Ini diistilahkan dengan Naqlul Udhhiyah (Distribusi Hewan Qurban)
Pada dasarnya anjuran qurban pelaksanaan dan pendistribusian adalah di negeri sendiri bahkan di kampung sendiri.
Dengan demikian pemilik qurban dapat melaksanakan tiga sunnah:
1. Menyembelih sendiri jika mampu
2. Jika tidak mampu, maka disunnahkan menyaksikan qurbannya saat disembelih
3. Ikut memakan daging qurban tersebut
Ketiga sunnah ini akan sulit bahkan tidak bisa diraih jika qurban di luar daerahnya.
Distribusi qurban ke negeri lain ada dua bentuk:
1. Mengirim uangnya ke luar daerahnya dan diamanahkan ke seseorang atau sekelompok orang sebagai tawkil (perwakilan) dari pemilik qurban.
2. Bisa juga disembelih di negeri sendiri oleh sebuah lembaga lalu diolah menjadi matang atau dibekukan (frozen) untuk dikirim ke luar negeri.
Pada dasarnya qurban di luar domisili pemilik (shahibul qurban), umumnya ulama melarang ada pula yang memakruhkan kecuali di luar daerah tersebut lebih membutuhkan dibanding daerahnya, maka ini boleh.
Syaikh Wahbah Az Zuhaili menjelaskan sbb:
– Hanafiyah: sah tapi makruh, kecuali di luar daerah yang dituju ada kerabatnya atau kondisi di sana lebih membutuhkannya.
– Malikiyah: tidak boleh, yaitu jika jarak “luar daerah” yg dituju sudah sama dengan jarak dibolehkannya shalat qashar atau lebih. Kecuali kondisi di luar daerah tersebut lebih membutuhkan. Maka, boleh sebagian besar diberikan ke daerah yang membutuhkan itu, dan bagian yang sedikit bisa di berikan di tempatnya.
– Syafi’iyyah dan Hanabilah, sama dengan Malikiyah, yaitu tidak boleh di daerah luar yg jaraknya sudah boleh shalat qashar atau lebih. Bagi mereka qurbannya tetap sah tapi haram, kecuali di luar lebih butuh.
::::
Soal Latihan —
A. Ulangi tanpa perubahan bagian teks tentang distribusi hewan qurban dari "Syaikh Wahbah Az" sampai "sana lebih membutuhkannya.".
B. Teruskan teks tentang distribusi hewan qurban setelah kalimat terakhirnya.
Data di bawah ini tidak berhubungan dengan teks tentang distribusi hewan qurban.

Sekumpulan data
::::
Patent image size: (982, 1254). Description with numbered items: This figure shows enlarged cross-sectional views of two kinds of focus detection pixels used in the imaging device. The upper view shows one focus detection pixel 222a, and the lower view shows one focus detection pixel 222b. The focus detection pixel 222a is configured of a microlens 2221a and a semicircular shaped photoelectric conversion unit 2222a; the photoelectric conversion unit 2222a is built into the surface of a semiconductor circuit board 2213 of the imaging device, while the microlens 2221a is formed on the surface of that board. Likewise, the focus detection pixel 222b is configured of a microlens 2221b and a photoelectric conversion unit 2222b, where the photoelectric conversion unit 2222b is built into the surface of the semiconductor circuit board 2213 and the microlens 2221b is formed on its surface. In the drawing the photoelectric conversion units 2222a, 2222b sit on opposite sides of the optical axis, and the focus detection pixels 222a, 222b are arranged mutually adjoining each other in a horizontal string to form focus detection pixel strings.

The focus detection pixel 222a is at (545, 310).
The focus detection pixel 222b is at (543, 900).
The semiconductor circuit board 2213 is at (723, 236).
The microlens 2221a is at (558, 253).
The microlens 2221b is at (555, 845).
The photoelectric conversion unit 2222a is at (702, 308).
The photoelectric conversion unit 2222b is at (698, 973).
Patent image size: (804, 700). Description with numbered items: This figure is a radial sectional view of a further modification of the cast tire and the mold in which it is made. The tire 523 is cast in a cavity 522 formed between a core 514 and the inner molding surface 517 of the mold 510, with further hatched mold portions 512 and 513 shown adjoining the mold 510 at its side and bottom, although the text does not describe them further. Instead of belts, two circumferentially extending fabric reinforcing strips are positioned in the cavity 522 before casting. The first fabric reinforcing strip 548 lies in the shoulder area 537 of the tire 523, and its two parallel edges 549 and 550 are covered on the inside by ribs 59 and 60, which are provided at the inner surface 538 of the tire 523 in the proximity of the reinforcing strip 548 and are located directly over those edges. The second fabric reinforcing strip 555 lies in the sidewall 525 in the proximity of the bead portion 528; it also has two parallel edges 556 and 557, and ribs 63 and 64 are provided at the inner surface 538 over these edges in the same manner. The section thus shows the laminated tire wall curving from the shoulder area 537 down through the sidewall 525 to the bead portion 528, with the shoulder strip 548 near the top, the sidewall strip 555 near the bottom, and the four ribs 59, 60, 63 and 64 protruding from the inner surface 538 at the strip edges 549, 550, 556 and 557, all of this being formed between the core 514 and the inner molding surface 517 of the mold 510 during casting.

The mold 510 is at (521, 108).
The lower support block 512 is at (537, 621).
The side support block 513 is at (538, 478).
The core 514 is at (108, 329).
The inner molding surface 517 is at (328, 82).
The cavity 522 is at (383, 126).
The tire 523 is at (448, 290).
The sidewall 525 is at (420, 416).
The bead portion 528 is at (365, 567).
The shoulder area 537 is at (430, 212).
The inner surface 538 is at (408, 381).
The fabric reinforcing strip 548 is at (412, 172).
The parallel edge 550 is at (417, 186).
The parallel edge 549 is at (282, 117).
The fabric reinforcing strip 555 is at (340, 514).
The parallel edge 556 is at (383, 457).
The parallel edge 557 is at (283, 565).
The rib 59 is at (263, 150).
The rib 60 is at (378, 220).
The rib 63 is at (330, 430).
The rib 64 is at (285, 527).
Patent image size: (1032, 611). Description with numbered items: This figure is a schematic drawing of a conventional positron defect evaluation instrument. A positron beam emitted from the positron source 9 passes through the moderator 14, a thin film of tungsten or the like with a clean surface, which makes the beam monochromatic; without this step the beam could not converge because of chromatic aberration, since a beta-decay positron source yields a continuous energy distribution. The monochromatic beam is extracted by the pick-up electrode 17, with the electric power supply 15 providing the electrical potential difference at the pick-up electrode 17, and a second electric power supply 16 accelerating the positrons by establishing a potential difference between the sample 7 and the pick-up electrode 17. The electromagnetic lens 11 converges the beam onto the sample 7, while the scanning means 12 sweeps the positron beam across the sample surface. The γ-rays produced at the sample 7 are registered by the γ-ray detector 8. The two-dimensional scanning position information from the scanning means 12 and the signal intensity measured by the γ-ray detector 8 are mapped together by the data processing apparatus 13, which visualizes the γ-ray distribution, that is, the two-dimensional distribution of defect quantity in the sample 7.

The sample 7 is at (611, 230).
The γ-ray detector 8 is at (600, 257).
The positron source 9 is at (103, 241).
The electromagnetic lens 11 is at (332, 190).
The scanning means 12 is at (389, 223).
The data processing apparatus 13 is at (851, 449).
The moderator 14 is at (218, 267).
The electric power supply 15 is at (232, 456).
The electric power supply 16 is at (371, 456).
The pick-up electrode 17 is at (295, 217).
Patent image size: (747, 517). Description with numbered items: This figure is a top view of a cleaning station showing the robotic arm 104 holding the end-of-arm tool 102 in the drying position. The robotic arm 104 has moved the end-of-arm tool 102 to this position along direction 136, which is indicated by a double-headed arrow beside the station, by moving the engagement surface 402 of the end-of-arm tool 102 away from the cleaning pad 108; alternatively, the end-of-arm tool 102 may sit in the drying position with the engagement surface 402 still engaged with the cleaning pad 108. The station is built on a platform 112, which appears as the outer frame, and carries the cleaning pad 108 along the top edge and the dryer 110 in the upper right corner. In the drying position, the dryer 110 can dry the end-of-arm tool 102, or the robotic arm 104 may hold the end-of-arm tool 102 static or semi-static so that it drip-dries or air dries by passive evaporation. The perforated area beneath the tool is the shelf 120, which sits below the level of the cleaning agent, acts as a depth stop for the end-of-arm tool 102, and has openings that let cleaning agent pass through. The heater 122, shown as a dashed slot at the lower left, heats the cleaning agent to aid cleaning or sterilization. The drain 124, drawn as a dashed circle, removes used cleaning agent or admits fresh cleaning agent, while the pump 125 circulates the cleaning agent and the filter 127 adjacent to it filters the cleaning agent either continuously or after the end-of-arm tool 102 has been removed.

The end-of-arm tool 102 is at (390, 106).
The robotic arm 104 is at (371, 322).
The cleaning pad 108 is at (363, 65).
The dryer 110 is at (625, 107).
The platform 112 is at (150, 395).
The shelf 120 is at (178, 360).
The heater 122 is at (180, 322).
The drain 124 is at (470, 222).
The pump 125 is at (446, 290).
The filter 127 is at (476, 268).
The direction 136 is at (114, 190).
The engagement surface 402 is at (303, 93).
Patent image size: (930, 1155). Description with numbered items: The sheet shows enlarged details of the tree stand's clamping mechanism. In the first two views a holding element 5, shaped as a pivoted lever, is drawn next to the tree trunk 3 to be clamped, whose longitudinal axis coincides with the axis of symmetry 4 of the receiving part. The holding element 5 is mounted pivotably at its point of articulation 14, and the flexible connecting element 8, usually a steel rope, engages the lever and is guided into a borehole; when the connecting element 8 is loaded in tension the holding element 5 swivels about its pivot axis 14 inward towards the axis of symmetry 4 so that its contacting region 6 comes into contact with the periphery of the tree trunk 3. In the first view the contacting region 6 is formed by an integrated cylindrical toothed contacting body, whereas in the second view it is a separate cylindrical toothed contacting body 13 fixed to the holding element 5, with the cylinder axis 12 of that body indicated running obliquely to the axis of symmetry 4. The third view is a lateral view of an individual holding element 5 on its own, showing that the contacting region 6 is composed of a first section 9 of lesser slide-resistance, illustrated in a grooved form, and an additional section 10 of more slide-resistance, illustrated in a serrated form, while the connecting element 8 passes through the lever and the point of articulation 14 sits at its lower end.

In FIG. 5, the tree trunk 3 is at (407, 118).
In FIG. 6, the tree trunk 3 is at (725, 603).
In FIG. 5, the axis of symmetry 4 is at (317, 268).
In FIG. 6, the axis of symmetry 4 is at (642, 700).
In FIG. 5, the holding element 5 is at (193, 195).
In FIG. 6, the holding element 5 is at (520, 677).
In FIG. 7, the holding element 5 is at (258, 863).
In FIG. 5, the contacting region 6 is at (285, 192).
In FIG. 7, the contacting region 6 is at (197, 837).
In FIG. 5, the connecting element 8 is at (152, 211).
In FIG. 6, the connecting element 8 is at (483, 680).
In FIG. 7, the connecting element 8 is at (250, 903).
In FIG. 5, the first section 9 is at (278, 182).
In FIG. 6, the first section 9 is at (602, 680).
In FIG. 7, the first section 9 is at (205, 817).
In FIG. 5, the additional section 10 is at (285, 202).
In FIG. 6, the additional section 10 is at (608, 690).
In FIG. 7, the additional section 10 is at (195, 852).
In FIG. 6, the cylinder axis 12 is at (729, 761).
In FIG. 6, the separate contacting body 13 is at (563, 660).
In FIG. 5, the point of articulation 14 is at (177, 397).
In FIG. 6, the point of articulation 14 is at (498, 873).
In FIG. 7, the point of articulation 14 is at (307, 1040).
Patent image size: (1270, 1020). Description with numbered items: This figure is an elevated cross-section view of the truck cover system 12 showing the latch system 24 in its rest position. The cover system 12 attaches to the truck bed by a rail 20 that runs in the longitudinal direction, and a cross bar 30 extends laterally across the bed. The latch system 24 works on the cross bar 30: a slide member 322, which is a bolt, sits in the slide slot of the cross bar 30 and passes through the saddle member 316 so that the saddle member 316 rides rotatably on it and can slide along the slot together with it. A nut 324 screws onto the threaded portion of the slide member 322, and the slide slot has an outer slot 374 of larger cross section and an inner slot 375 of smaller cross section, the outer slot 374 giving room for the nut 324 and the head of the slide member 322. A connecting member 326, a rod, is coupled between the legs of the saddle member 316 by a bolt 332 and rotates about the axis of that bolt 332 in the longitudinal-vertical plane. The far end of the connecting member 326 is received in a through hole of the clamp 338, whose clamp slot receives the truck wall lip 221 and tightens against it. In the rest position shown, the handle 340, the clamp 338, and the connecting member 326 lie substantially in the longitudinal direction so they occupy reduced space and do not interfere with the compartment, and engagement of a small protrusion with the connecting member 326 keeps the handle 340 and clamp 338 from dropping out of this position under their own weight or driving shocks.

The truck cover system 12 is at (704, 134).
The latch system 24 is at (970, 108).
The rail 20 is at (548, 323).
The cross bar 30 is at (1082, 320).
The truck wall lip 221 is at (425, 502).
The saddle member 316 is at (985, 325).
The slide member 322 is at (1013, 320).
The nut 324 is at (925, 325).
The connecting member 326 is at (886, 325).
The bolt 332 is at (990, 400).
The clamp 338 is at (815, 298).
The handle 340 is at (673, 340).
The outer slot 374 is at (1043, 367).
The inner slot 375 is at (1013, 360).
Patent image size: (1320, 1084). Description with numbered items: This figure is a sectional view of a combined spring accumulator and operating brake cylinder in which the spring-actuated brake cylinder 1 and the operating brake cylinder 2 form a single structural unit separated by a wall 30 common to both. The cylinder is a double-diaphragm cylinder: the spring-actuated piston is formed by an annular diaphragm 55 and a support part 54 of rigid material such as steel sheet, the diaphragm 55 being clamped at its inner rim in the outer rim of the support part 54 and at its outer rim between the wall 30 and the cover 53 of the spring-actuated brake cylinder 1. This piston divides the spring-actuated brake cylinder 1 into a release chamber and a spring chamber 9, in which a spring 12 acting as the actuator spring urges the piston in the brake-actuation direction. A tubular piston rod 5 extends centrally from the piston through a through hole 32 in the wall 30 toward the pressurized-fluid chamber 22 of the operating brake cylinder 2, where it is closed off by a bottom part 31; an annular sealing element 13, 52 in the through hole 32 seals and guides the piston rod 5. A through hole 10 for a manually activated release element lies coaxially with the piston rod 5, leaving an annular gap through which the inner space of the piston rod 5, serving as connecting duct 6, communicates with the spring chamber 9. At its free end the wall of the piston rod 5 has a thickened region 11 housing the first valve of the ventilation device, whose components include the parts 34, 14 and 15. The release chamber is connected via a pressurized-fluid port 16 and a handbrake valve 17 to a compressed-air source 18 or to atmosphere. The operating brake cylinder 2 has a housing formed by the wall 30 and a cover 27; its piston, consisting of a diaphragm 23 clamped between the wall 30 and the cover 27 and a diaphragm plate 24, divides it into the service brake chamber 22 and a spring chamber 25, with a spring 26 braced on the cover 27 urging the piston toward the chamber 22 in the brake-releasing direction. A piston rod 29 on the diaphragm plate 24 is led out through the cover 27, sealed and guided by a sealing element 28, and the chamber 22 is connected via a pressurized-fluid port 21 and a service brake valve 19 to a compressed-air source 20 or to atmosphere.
::::
Kunci Jawaban —
A.
Syaikh Wahbah Az Zuhaili menjelaskan sbb:
– Hanafiyah: sah tapi makruh, kecuali di luar daerah yang dituju ada kerabatnya atau kondisi di sana lebih membutuhkannya.

B.
(Al Fiqhul Islami Wa Adillatuhu, jilid. 4, hal. 282)
Jika melihat semua pendapat empat mazhab, maka semuanya sepakat bahwa qurban itu terlarang di luar daerah domisili pequrban.
Tapi, mereka juga sepakat hal itu dibolehkan jika di luar sana kondisinya lebih membutuhkan dibanding daerah si mudhahi (pequrban). Maka, jika kita lihat kondisi Palestina secara umum dan Gaza secara khusus, maka qurban ke Palestina khususnya Gaza adalah sah dan dibolehkan.
Hal ini diperkuat oleh penjelasan para imam berikut. Di antaranya:
Imam Abu Zakariya Yahya bin Syarf An Nawawi Rahimahullah:
سواء كان بلده او موضعه من السفر بخلاف الهدى فإنه يختص بالحرم و فى نقل الأضحية وجهان حكاهما الرافعى و غيره تخريجا من نقل الزكاة
(Qurban itu sebaiknya di tempat sendiri) Sama saja baik di negerinya sendiri atau di negeri singgah saat dia safar, berbeda dengan Al Hadyu (qurban jamaah haji), itu khusus di tanah haram. Adapun pemindahan hewan qurban ada dua sudut pandang, hal itu diceritakan oleh Ar Rafi’iy dan lainnya, dikeluarkannya sebagaimana pendistribusian zakat (yakni BOLEH).
(Al Majmu’ Syarh Al Muhadzdzab, 7/404)
Ulama nusantara, Syaikh Nawawi Al Bantani:
و فى نقل الأضحية وجهان قياسا على نقل الزكاة و الصحيح هنا الجواز
Dalam masalah distribusi hewan qurban (ke luar daerah) ada dua pendapat diqiyaskan pada distribusi zakat, pendapat yang BENAR adalah BOLEH. (Tsimar Al Yani’ah, Hal. 82)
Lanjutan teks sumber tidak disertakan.